### DIRECTIONS FOR THIS TASK:
Find every line containing the word "label" in the records below; report only how many there are.

* begin DATASET ENTRIES *

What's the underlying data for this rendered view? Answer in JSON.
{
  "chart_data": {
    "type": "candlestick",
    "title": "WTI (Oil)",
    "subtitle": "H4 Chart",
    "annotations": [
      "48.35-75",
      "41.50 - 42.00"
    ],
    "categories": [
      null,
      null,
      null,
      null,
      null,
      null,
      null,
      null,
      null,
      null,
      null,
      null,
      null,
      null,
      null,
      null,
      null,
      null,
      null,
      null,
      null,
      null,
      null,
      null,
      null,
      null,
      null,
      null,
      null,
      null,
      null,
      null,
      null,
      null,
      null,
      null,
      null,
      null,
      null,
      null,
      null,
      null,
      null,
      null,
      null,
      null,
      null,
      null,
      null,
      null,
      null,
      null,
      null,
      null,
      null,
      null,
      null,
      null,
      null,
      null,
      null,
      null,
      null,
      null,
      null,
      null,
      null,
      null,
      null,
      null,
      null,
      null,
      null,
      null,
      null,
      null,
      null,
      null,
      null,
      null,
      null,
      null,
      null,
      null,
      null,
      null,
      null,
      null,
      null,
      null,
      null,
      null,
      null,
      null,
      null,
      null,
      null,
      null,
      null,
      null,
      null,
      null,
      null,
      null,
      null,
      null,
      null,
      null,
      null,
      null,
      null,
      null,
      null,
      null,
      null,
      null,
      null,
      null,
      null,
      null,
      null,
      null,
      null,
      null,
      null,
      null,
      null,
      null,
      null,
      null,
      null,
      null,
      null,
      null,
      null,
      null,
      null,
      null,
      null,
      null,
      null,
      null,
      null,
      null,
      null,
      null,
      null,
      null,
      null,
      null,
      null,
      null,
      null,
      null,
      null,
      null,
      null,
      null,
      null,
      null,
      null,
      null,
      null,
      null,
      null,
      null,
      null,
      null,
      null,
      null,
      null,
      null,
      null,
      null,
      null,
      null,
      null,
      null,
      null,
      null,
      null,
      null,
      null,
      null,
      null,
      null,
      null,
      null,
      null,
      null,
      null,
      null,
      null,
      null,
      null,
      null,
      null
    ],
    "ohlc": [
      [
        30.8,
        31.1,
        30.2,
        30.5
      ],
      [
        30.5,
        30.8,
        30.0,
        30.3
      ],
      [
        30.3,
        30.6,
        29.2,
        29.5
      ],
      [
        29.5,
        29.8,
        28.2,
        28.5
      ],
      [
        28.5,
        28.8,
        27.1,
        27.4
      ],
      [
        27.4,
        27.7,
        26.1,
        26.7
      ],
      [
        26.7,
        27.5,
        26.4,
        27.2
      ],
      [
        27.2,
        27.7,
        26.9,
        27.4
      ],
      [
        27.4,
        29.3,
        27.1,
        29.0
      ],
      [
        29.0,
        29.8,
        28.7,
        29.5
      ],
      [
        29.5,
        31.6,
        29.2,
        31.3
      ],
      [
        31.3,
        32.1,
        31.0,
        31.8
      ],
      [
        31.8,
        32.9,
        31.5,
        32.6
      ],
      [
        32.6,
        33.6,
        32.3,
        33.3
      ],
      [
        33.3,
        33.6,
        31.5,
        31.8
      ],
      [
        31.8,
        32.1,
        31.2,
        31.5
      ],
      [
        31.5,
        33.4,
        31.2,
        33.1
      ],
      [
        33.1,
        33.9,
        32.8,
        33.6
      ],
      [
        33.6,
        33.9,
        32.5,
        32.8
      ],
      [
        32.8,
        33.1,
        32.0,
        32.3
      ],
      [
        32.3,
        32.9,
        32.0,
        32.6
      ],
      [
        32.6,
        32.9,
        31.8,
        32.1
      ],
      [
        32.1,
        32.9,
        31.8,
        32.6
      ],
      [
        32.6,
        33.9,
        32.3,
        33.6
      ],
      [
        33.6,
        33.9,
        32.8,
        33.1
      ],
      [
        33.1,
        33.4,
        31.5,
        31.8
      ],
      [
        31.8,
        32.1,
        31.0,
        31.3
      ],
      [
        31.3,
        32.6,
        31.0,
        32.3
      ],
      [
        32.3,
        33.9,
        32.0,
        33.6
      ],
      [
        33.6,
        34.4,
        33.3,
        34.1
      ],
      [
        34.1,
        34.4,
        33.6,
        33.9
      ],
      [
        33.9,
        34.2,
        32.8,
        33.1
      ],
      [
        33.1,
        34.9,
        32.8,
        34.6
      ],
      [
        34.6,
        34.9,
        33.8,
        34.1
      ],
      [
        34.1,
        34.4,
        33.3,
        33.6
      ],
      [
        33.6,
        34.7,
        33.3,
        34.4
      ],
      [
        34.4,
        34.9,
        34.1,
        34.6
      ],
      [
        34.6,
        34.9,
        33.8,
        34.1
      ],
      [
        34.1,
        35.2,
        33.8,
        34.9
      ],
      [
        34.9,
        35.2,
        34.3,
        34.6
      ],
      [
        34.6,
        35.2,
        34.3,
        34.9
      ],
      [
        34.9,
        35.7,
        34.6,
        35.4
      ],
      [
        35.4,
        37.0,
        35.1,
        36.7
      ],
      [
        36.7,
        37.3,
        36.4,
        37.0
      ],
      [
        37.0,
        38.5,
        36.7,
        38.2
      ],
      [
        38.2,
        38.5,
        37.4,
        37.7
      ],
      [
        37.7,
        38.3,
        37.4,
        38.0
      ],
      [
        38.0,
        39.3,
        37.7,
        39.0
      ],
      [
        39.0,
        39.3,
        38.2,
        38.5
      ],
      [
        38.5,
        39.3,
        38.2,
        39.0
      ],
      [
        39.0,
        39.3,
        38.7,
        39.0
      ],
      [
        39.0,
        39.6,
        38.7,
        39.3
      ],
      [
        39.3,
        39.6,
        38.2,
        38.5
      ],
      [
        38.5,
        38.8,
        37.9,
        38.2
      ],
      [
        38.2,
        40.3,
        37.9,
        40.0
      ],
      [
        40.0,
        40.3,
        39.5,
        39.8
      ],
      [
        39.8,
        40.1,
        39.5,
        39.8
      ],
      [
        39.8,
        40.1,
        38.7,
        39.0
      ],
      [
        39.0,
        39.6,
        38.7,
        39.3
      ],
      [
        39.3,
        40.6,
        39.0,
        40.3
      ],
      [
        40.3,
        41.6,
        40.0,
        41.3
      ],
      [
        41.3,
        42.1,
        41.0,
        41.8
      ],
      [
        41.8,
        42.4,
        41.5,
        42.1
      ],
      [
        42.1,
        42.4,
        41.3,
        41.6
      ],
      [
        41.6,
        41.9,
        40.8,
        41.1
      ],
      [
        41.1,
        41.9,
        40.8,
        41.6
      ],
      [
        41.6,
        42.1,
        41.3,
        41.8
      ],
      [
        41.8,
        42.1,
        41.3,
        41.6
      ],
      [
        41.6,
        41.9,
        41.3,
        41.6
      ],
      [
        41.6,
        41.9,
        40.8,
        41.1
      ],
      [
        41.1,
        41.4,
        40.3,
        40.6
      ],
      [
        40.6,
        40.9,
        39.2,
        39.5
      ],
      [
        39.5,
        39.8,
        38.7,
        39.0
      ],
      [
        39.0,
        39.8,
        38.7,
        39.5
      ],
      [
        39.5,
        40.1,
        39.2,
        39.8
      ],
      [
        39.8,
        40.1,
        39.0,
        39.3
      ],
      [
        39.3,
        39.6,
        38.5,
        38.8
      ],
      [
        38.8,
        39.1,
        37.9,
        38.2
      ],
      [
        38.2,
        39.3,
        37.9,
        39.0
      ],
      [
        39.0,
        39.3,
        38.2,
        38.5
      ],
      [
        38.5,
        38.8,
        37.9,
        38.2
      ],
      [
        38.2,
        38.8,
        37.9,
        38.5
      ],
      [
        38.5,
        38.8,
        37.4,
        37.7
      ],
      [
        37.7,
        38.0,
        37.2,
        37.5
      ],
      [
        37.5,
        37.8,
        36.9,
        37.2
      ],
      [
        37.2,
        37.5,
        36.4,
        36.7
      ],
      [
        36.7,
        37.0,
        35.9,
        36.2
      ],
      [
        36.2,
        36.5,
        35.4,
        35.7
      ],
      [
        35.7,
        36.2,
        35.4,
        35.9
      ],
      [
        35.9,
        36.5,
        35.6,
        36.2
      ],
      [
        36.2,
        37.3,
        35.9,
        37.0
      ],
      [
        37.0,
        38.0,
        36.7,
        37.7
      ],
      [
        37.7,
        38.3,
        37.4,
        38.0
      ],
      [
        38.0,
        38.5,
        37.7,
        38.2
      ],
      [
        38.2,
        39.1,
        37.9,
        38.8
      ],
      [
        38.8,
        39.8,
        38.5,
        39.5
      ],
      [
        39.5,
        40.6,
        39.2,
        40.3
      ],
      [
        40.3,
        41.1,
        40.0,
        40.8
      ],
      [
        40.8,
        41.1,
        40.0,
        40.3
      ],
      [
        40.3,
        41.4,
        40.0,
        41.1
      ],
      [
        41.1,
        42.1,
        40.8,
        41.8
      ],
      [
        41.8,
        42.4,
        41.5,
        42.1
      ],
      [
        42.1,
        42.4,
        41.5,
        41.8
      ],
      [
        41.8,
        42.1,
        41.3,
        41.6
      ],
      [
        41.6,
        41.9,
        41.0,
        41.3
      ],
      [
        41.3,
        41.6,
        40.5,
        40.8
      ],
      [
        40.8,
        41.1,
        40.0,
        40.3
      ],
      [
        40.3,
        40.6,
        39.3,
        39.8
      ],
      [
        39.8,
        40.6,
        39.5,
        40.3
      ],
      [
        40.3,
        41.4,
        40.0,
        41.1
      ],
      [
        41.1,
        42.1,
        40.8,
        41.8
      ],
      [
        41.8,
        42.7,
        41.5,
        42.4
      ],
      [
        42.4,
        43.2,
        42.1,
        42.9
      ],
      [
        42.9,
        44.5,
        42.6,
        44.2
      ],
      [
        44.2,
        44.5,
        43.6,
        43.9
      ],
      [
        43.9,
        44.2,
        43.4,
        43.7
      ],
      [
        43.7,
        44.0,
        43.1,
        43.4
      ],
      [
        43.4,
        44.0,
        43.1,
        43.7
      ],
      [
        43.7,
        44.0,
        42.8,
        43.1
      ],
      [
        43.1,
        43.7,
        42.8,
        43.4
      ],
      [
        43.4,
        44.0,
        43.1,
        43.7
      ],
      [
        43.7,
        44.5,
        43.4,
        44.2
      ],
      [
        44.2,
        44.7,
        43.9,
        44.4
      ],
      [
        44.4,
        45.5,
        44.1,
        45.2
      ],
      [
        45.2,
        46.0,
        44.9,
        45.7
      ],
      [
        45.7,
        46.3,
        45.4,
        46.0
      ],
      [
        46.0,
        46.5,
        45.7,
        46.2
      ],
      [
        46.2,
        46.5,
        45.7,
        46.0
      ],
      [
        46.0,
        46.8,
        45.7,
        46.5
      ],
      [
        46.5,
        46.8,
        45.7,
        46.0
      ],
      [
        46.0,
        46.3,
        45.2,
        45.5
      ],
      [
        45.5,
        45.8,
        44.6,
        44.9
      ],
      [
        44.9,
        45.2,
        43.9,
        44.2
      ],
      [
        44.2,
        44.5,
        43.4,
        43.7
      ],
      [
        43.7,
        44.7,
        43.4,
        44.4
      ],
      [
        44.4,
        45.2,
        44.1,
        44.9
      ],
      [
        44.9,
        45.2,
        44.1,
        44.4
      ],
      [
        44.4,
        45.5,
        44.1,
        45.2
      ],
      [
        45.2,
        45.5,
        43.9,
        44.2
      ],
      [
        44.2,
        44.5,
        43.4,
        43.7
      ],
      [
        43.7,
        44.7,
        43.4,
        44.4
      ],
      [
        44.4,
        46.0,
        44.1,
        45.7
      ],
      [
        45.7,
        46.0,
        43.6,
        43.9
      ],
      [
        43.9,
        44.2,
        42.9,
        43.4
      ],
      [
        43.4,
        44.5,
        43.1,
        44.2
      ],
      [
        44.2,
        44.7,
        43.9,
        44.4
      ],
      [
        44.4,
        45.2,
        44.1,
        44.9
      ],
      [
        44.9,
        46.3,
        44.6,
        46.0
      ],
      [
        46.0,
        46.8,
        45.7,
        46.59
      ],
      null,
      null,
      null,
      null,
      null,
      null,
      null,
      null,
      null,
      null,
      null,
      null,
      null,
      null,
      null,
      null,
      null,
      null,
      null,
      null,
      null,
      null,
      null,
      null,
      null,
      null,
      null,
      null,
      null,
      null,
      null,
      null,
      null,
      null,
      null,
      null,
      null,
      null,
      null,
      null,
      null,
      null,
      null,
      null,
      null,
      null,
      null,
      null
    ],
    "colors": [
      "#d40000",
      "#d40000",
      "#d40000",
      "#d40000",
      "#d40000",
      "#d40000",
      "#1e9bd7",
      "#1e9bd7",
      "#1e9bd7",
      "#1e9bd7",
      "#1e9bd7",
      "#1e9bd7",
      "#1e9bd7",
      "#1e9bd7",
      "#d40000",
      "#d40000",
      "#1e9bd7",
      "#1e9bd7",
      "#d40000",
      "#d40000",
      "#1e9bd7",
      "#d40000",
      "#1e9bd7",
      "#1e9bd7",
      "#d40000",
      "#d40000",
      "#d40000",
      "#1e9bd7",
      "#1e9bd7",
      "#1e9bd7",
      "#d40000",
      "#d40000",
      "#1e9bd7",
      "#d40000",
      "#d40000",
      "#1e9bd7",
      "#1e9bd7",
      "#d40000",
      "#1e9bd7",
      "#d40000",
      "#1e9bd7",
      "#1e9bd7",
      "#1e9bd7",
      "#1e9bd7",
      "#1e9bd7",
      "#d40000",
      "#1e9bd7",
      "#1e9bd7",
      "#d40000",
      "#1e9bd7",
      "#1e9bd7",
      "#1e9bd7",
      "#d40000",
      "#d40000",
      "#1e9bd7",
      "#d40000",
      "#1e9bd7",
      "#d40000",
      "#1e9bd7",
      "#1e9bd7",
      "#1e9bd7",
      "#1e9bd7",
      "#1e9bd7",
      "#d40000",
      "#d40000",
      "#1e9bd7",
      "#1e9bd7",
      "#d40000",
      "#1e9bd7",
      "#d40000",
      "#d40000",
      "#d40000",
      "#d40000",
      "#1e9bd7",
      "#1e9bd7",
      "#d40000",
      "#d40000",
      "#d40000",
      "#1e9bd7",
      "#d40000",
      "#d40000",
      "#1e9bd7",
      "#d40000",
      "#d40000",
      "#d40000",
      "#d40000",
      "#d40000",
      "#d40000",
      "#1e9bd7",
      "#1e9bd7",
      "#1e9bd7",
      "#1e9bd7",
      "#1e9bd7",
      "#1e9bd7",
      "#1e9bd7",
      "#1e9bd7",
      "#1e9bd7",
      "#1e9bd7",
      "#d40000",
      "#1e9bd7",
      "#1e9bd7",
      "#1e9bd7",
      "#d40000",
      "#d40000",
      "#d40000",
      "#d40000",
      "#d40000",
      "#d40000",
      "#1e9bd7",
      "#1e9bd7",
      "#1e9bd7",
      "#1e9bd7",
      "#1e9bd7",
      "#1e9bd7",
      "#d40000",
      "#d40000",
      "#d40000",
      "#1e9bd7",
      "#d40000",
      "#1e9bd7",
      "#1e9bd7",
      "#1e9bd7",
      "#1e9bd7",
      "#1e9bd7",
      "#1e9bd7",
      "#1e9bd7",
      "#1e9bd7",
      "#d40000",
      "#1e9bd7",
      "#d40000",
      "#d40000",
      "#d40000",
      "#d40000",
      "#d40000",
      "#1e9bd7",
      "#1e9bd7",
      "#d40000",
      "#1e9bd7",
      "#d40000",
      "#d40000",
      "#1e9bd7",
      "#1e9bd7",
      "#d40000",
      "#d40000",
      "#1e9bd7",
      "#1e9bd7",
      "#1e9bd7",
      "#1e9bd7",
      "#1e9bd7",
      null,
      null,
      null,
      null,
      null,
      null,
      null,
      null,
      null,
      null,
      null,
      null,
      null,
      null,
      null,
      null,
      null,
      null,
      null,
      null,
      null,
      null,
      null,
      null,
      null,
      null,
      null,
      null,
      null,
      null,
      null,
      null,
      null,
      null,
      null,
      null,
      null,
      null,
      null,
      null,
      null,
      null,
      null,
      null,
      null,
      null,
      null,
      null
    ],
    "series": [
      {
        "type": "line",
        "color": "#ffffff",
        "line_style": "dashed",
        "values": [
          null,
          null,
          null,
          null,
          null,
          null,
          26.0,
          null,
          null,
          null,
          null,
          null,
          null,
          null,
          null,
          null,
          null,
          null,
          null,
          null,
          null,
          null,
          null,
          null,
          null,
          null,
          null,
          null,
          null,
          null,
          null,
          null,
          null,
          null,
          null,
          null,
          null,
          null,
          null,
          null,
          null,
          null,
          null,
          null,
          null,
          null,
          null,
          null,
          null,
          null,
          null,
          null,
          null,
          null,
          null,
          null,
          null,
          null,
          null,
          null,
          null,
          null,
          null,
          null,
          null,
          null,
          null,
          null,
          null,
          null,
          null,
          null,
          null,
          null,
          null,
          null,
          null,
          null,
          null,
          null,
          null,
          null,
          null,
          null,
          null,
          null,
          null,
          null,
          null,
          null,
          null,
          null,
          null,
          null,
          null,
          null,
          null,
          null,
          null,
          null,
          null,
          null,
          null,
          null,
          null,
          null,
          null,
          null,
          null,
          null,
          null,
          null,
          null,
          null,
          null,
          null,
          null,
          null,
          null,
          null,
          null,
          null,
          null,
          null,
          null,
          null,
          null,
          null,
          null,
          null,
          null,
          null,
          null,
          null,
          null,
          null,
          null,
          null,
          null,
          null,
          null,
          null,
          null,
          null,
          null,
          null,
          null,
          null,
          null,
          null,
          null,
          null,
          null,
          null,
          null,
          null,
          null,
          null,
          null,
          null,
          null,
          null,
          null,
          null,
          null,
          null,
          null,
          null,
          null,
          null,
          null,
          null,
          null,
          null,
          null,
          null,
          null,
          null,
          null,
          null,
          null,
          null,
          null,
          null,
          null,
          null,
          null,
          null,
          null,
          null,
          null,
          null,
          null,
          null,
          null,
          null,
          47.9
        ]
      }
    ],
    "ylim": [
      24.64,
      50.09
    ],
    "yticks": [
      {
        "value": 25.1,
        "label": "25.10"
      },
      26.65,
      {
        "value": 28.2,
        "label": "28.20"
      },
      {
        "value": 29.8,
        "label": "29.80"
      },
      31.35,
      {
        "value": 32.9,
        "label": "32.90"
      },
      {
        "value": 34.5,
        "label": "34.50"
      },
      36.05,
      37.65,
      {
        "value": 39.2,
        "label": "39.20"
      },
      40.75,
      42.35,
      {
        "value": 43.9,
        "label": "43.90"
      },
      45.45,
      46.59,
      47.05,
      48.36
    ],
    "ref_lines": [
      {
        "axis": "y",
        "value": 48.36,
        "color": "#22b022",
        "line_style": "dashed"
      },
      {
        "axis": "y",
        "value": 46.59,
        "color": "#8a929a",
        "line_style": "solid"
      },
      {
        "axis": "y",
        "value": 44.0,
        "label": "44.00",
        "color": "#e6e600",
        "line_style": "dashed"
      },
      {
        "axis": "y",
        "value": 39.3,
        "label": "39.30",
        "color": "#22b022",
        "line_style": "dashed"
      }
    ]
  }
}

* end DATASET ENTRIES *

### WRITTEN ANSWER:
9